→ WHAT THE TASK ASKS: From the entries that follow, extract each line holding the string "this".

→ RECORDS SHOWN:
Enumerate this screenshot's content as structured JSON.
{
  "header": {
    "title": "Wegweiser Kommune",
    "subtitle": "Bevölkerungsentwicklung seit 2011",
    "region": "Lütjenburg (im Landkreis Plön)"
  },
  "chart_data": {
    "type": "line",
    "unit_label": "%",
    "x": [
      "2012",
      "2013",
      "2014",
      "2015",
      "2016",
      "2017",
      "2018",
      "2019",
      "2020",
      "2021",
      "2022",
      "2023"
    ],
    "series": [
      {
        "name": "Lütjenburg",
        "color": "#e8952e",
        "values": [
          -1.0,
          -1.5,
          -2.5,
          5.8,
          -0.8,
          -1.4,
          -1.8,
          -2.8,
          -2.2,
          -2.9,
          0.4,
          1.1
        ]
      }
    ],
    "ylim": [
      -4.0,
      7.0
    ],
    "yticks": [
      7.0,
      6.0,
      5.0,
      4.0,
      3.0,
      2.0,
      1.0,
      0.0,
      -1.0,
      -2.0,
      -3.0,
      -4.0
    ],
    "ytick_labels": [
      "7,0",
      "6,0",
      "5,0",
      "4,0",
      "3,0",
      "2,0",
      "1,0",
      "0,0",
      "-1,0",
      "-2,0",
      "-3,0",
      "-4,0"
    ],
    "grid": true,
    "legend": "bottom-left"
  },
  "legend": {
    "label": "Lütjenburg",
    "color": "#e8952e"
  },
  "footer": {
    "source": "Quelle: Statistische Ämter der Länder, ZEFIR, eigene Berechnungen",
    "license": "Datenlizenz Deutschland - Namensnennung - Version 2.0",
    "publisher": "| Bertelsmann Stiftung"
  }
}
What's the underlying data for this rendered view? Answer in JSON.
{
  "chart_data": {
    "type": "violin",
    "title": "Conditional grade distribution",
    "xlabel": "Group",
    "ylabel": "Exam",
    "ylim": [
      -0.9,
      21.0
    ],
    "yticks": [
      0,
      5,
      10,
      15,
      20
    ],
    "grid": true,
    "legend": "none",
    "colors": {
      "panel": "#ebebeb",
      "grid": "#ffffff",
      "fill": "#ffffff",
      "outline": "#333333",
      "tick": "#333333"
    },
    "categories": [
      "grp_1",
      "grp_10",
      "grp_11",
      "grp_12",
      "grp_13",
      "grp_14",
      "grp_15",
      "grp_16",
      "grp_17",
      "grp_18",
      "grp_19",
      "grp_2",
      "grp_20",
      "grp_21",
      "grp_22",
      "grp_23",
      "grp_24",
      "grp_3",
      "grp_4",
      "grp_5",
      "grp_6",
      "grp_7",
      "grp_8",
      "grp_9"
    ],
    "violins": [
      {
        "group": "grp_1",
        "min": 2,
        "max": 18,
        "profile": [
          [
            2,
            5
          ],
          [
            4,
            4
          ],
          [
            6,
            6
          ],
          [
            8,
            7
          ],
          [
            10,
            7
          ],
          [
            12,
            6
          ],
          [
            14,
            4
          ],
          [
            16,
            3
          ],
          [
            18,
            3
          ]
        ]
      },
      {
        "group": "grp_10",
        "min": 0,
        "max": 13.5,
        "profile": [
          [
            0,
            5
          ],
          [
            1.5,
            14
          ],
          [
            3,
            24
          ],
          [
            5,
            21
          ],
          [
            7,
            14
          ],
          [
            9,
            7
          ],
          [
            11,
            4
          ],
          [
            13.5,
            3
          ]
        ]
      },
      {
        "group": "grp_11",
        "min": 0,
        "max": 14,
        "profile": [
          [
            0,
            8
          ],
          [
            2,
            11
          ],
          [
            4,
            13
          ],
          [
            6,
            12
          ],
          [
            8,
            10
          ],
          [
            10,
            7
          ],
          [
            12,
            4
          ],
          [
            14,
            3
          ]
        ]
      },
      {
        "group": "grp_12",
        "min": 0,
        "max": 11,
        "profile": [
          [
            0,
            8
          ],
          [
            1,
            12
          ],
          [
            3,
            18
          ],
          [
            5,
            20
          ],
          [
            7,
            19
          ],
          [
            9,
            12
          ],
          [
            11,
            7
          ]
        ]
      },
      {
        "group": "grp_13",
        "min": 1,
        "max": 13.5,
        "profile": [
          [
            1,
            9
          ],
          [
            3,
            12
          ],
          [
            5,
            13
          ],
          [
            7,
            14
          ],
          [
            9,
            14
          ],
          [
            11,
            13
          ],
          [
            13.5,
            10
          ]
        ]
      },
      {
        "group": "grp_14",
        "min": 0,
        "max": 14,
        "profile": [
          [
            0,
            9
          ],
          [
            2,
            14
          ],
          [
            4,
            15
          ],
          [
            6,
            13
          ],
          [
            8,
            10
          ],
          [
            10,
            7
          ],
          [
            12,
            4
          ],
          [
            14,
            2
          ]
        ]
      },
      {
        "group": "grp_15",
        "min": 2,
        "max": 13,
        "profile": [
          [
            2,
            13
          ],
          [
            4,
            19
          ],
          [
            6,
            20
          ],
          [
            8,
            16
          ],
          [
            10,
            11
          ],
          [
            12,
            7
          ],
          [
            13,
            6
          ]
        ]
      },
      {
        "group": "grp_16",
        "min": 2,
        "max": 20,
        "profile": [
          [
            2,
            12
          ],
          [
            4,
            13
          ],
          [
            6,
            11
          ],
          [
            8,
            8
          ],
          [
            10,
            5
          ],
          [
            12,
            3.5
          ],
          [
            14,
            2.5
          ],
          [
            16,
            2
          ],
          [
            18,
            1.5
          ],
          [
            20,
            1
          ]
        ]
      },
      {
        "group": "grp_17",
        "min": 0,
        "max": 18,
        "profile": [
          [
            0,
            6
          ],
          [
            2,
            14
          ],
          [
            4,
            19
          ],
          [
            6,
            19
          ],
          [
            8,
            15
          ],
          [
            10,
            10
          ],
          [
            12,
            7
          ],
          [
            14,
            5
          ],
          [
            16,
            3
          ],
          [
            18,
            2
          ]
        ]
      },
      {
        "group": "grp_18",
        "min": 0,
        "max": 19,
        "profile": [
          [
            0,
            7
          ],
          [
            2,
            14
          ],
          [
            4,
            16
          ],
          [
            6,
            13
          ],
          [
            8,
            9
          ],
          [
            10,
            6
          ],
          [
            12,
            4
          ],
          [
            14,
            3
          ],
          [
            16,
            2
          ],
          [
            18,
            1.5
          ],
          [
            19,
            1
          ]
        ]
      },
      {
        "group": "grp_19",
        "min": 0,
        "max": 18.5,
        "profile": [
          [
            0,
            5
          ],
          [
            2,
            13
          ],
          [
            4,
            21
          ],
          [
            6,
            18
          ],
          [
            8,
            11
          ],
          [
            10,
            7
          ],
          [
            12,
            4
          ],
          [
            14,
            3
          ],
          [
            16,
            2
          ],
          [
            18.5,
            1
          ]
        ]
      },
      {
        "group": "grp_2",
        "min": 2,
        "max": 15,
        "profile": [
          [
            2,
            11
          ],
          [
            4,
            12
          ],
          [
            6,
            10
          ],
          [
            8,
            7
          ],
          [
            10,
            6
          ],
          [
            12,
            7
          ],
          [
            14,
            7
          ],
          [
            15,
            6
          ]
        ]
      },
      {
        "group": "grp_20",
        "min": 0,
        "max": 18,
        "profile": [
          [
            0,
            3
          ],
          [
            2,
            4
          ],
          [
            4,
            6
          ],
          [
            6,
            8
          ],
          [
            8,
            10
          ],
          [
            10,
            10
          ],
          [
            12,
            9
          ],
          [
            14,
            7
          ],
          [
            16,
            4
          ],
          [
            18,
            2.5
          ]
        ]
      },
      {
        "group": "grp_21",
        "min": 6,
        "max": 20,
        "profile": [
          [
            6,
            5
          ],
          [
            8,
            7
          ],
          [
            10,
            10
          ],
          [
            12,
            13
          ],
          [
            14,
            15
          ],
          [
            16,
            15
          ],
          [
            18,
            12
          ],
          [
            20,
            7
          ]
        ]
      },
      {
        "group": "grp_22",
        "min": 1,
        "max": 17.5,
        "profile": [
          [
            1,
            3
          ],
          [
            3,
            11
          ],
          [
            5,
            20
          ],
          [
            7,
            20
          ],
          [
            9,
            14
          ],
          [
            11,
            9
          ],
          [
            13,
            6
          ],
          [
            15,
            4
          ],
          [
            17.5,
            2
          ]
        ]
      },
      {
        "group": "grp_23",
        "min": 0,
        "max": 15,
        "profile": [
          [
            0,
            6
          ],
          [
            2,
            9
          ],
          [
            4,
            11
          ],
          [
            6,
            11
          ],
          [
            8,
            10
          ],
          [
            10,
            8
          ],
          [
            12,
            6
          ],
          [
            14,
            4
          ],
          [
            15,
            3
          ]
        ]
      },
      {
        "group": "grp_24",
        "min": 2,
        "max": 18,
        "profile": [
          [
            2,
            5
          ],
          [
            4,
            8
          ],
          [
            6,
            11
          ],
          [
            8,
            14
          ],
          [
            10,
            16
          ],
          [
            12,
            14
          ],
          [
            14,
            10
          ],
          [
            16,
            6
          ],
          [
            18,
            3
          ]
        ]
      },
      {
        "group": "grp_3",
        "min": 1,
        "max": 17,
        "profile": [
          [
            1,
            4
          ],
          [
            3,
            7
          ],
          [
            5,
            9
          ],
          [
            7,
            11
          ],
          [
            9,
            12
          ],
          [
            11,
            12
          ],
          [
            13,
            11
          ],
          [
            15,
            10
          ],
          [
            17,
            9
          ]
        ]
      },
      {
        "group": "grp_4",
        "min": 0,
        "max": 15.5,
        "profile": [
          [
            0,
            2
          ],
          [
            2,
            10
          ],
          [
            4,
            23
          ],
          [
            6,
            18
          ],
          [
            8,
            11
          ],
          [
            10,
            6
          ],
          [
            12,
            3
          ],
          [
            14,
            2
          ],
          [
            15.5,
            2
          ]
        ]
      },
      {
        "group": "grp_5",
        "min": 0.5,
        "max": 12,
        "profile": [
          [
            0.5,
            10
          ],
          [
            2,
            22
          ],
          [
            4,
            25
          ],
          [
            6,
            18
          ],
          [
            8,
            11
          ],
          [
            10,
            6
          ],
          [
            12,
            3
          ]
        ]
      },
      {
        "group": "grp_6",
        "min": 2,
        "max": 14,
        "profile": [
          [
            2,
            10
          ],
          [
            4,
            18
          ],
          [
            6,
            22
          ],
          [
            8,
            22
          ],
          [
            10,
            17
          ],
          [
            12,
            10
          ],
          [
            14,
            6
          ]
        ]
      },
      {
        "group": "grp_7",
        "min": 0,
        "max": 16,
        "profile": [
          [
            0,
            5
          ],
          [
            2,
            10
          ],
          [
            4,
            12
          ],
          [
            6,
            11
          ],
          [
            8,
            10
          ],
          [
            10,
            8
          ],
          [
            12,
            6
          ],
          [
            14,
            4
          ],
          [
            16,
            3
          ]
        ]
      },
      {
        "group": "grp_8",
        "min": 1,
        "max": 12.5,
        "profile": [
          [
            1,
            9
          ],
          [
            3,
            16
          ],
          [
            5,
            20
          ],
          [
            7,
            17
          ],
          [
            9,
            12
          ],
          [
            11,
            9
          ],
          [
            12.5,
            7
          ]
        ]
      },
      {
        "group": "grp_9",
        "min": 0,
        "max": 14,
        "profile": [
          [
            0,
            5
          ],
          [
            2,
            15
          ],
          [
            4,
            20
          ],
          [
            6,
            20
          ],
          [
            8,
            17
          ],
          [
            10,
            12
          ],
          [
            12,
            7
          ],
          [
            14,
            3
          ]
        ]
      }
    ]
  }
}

→ COMPLETED EXERCISE:
Enumerate this screenshot's content as structured JSON.
What's the underlying data for this rendered view? Answer in JSON.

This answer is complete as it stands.